What the task asks -
Look through the lines below and extract any with the word "Biology".

Dataset extract -
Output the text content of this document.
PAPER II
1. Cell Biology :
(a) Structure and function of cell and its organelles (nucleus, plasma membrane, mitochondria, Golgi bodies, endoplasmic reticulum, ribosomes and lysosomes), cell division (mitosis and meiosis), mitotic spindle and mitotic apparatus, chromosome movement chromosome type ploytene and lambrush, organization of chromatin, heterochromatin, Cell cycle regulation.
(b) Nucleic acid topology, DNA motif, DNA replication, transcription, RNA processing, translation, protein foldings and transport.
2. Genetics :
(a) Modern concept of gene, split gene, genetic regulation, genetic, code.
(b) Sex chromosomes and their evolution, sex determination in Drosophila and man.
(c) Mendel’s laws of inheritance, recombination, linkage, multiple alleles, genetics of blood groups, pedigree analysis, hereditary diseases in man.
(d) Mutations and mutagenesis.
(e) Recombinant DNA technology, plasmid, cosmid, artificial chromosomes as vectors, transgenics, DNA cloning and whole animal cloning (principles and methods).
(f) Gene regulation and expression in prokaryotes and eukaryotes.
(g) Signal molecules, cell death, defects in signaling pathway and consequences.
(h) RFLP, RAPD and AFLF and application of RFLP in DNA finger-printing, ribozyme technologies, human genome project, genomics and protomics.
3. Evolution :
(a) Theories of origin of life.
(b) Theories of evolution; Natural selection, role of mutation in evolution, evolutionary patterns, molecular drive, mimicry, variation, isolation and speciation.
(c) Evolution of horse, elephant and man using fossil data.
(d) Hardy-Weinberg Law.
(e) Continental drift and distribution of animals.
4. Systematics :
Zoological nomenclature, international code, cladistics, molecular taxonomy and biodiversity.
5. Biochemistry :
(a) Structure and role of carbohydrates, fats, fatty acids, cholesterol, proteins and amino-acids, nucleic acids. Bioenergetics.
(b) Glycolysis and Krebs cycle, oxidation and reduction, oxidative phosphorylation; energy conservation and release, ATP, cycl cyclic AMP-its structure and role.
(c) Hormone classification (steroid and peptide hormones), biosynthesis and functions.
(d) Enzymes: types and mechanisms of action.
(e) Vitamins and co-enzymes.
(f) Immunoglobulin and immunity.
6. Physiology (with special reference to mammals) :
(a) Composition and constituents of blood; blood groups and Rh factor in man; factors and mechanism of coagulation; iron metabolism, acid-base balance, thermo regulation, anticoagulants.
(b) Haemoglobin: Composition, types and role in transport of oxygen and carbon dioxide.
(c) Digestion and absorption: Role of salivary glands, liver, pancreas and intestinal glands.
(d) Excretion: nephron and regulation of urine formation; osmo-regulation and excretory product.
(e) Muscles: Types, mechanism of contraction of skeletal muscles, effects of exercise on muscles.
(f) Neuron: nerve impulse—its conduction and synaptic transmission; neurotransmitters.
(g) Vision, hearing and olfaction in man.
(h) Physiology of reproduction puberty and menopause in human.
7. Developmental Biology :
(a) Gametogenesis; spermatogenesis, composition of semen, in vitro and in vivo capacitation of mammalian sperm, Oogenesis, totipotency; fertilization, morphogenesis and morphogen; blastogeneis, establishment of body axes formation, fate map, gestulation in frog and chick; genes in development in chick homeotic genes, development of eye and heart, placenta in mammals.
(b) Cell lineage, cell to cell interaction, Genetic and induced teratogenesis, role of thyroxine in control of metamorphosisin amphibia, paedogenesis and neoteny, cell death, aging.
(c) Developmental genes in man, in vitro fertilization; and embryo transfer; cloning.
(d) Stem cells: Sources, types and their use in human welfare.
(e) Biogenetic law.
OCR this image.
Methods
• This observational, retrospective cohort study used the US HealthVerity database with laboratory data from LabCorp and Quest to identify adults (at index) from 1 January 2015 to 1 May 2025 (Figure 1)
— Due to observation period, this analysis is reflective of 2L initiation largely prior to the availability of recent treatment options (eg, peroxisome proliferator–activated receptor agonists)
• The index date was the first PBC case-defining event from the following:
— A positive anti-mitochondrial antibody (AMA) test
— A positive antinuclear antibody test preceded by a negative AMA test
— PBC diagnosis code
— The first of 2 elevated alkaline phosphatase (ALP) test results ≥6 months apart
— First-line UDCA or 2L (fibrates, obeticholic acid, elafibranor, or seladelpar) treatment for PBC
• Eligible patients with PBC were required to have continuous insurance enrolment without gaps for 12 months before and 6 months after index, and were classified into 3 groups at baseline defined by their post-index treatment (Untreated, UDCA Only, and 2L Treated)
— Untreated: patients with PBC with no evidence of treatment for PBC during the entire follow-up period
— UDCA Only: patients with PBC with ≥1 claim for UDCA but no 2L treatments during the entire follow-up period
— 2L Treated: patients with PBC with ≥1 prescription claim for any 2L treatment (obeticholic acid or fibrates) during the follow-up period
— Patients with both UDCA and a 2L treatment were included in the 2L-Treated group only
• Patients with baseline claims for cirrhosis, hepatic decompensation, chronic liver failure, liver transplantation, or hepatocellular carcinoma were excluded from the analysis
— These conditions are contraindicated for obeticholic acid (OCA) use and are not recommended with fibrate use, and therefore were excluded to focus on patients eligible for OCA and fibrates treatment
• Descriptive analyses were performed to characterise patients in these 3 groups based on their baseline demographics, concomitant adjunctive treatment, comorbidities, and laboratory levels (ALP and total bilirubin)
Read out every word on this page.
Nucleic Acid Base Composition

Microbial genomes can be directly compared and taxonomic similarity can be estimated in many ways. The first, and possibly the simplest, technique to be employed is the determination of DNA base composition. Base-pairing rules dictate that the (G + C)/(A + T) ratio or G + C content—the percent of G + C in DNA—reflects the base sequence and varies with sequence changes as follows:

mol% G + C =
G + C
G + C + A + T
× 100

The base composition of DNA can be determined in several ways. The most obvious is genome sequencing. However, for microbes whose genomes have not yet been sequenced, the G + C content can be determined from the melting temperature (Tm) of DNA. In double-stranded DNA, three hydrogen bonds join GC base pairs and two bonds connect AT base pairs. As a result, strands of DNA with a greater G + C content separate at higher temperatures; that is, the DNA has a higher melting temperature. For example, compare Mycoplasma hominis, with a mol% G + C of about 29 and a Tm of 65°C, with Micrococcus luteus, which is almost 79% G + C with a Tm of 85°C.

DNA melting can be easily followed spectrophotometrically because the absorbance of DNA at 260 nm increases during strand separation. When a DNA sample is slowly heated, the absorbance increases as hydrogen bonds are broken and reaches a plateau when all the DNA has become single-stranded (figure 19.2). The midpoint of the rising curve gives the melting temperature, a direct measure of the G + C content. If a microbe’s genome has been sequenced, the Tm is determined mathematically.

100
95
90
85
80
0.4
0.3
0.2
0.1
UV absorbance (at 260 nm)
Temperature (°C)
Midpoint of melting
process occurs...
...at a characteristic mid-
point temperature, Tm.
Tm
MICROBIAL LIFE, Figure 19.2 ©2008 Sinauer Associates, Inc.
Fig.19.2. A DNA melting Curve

Task solution -
1. Cell Biology :
7. Developmental Biology :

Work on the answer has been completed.